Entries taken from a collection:
==============================

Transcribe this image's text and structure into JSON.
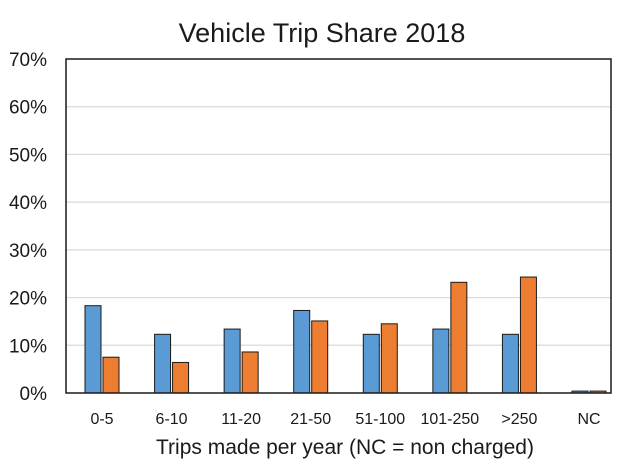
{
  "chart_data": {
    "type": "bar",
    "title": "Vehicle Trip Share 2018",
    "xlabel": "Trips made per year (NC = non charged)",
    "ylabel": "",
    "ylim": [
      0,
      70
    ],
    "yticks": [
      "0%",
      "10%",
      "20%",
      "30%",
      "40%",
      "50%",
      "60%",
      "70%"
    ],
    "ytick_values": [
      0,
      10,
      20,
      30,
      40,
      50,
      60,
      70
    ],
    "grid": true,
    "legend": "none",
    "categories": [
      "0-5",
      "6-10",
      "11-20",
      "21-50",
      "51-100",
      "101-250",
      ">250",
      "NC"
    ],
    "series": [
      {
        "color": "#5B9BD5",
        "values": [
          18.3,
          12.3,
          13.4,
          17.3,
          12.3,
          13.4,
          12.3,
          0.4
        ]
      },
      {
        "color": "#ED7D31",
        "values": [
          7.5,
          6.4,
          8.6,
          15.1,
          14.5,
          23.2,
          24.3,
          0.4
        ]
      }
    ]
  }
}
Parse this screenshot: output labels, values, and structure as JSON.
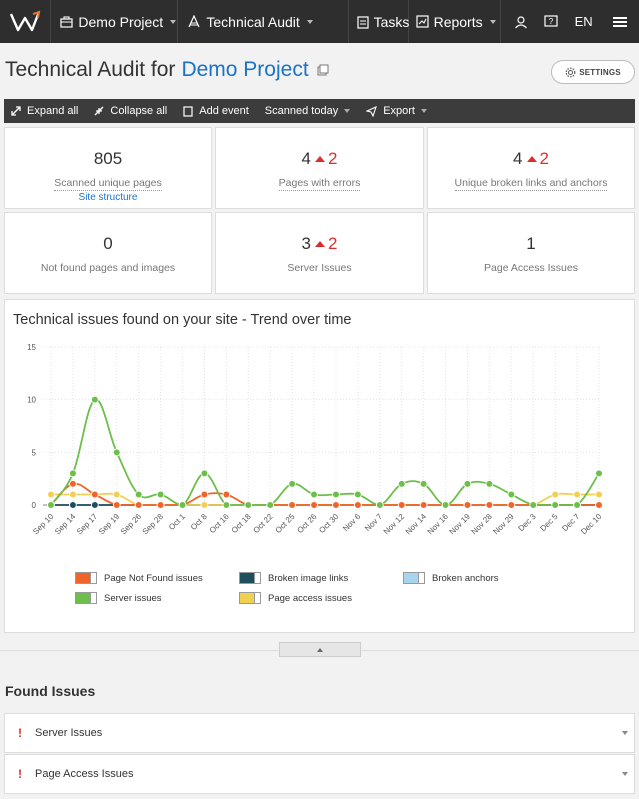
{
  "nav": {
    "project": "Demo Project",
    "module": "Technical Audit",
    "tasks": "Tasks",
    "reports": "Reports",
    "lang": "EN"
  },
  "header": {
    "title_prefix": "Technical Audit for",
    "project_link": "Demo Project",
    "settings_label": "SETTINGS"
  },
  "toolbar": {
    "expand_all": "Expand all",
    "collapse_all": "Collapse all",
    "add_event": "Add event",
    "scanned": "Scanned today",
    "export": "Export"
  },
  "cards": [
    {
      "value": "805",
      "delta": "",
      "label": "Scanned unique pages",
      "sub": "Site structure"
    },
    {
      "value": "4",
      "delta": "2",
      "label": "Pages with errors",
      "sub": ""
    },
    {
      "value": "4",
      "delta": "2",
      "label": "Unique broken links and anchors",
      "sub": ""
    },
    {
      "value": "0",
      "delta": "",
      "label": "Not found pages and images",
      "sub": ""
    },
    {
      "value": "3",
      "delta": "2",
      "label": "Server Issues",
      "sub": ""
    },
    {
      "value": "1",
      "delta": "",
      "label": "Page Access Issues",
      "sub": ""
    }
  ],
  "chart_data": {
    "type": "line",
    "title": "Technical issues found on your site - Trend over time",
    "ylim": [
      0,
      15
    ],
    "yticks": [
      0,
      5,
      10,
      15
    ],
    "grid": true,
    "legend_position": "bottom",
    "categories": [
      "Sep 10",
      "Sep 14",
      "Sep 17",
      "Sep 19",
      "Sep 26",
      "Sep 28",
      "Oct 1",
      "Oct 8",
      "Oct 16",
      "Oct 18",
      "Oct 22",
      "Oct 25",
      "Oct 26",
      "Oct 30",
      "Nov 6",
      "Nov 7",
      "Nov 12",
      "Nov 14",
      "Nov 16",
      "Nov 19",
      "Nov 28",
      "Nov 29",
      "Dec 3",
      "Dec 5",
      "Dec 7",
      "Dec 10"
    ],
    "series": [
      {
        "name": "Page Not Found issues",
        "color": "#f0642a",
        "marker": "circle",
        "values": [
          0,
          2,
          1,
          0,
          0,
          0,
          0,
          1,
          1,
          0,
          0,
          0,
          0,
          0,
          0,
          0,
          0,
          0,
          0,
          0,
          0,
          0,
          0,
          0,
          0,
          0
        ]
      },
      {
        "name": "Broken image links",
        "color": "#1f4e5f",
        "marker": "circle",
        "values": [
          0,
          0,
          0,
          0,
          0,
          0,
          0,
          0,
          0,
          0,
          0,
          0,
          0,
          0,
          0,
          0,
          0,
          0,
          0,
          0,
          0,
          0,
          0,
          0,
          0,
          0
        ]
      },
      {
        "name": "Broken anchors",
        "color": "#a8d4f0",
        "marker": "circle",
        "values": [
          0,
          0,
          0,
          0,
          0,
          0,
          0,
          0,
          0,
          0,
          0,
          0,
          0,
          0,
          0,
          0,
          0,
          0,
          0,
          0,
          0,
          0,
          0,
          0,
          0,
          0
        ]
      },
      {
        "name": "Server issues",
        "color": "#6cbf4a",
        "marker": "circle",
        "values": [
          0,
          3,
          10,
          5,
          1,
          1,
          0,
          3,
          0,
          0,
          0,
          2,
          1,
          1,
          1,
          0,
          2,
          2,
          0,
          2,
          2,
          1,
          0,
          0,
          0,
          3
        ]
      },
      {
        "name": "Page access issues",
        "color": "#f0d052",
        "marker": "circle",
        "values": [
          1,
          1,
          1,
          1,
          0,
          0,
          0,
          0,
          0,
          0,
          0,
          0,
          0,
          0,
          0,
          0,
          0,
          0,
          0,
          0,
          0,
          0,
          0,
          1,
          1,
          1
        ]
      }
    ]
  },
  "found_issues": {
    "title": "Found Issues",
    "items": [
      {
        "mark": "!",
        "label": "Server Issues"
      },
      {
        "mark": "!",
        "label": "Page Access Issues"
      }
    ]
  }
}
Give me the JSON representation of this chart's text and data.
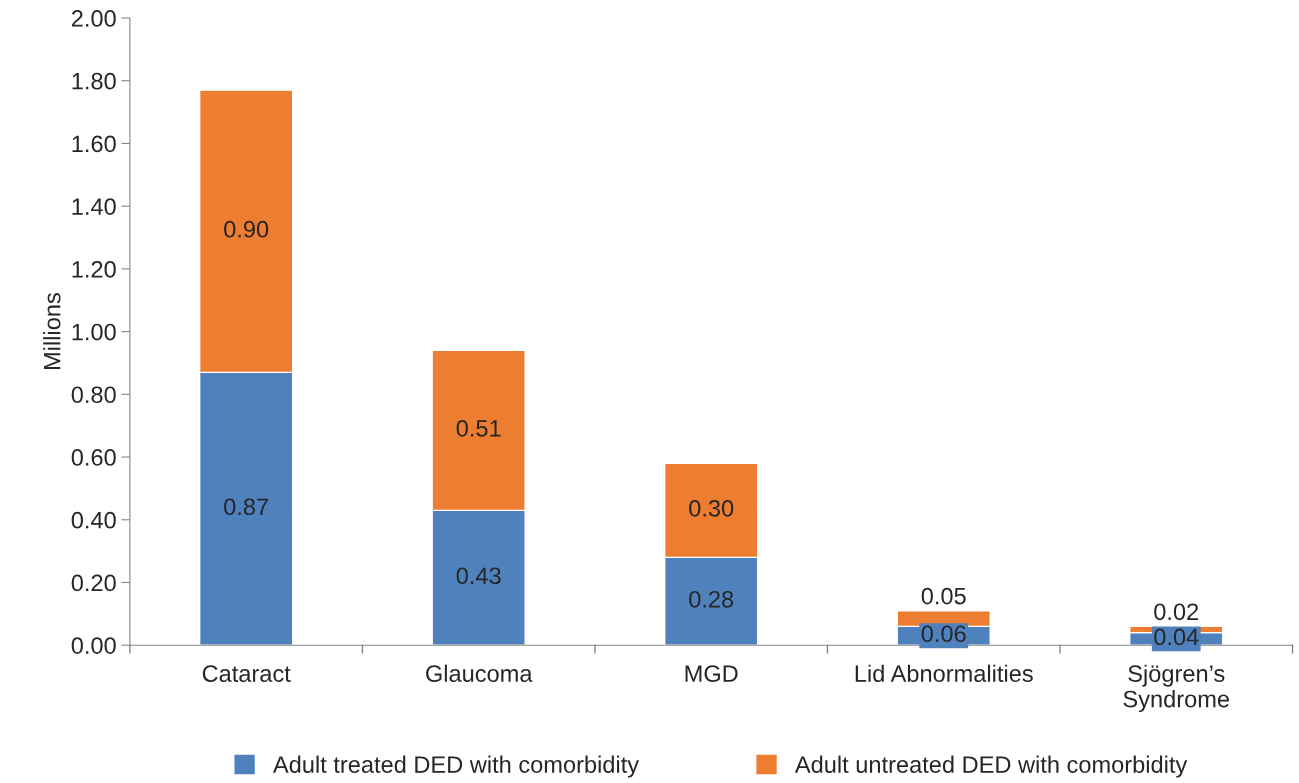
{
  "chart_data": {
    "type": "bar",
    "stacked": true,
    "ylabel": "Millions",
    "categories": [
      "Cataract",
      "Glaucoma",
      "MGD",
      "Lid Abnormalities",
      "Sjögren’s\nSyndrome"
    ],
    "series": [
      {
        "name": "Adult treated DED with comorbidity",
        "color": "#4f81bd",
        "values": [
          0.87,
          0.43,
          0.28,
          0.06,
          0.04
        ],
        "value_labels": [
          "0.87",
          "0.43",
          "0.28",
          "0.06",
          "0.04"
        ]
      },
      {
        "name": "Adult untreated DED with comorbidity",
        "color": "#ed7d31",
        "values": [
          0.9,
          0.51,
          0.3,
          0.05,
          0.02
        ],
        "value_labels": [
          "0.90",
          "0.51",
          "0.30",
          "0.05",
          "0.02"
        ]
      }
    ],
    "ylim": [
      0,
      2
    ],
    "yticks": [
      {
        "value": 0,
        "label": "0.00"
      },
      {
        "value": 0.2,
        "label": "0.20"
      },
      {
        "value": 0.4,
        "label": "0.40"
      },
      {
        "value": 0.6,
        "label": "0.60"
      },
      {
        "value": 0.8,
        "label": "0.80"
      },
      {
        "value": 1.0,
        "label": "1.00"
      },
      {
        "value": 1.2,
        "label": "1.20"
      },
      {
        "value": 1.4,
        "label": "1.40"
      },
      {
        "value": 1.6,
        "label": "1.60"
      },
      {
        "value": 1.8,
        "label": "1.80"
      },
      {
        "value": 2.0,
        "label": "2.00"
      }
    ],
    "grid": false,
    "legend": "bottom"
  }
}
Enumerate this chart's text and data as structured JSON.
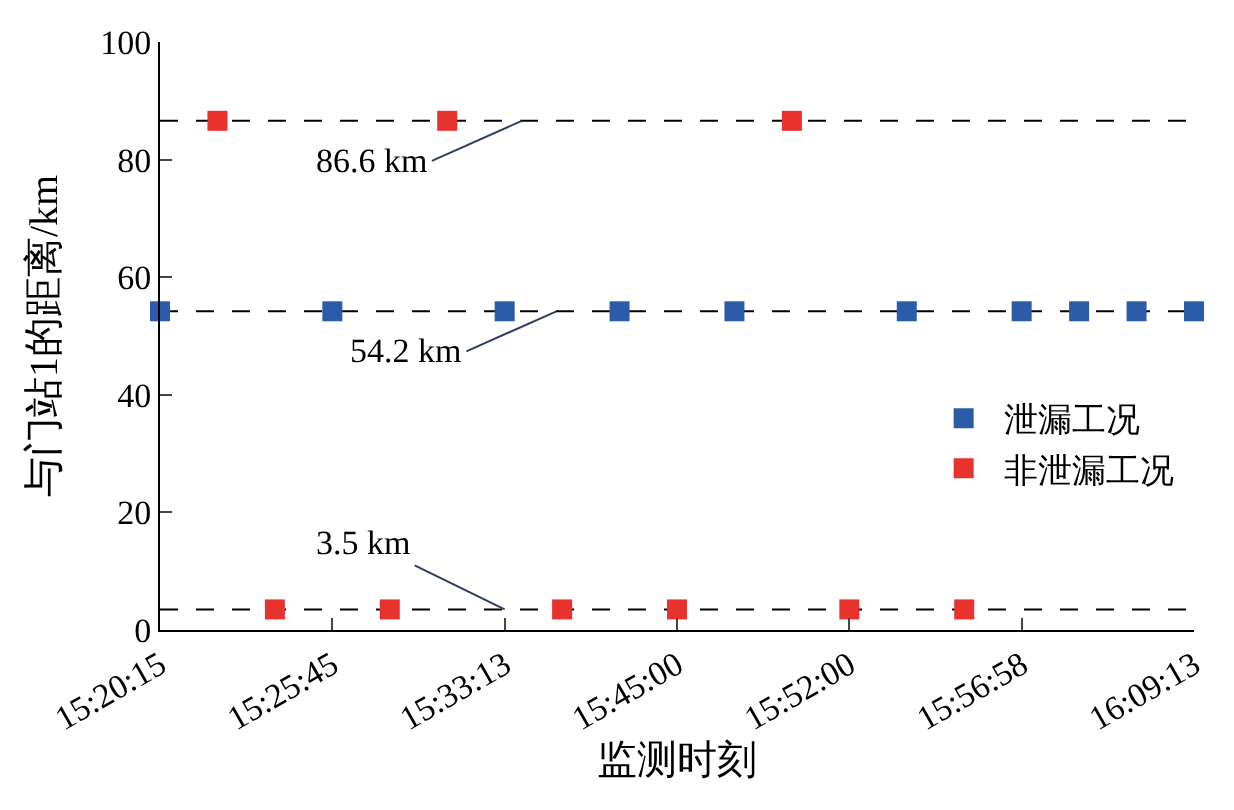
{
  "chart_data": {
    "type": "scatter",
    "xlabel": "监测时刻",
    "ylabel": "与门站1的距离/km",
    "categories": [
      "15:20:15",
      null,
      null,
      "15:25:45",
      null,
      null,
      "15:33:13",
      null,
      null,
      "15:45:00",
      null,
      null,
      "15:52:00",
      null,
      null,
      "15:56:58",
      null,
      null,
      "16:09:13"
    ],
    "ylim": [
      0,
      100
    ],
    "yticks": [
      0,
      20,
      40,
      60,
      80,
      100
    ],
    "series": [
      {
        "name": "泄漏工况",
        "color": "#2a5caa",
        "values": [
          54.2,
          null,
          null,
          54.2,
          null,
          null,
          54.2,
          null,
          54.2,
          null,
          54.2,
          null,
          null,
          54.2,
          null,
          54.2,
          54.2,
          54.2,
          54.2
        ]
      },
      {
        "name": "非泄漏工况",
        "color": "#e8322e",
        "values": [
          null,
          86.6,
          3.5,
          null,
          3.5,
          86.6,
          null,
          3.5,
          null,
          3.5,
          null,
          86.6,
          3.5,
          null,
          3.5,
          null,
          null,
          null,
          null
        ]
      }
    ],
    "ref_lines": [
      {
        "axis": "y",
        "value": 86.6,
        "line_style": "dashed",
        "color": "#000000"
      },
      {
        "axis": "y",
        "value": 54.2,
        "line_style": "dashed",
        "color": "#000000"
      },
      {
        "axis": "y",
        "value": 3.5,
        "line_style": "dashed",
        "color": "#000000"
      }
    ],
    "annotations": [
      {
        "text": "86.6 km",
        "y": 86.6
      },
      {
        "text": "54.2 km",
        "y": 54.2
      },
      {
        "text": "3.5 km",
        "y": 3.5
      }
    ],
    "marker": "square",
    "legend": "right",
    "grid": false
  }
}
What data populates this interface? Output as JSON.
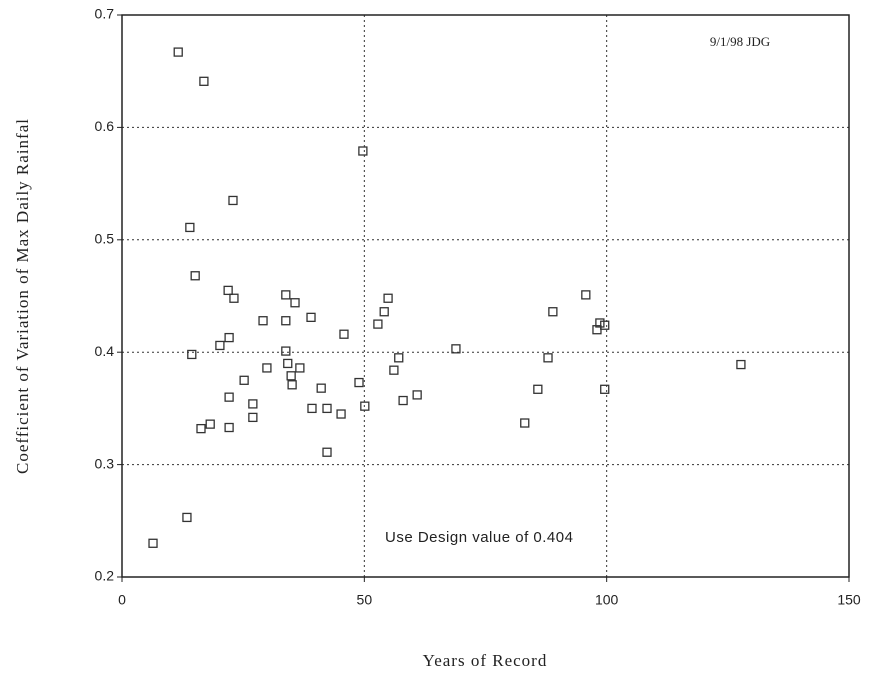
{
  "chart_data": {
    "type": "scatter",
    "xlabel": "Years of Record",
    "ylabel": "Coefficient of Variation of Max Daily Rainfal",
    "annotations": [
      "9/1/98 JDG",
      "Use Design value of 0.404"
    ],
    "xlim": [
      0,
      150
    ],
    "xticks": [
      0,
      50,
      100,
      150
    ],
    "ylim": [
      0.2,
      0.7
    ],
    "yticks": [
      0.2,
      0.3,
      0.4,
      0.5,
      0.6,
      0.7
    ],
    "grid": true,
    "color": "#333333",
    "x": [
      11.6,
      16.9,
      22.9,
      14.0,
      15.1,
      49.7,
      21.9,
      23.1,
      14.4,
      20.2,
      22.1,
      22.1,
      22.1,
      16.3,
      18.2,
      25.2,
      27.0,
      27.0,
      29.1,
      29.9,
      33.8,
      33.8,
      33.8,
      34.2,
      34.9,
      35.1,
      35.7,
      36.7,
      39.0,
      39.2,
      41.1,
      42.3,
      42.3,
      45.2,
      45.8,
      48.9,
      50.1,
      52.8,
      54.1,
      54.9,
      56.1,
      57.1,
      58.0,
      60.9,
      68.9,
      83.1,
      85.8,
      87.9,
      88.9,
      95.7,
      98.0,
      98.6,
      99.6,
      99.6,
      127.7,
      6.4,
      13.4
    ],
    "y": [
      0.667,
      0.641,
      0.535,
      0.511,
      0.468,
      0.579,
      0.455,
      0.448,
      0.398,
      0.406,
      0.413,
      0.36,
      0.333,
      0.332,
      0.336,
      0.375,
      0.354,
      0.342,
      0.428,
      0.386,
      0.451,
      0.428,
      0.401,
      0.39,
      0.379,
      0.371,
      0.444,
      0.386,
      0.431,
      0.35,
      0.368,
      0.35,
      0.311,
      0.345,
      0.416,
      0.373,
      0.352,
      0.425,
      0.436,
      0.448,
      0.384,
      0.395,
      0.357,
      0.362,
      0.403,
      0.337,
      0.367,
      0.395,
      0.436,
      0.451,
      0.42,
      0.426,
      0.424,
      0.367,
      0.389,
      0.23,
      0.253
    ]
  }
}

==============================

AIM » In the lines above, locate the string "Scanned". Copy every line where it occurs.

FINAL ANSWER »
    "scanned": "Scanned today",
      "label": "Scanned unique pages",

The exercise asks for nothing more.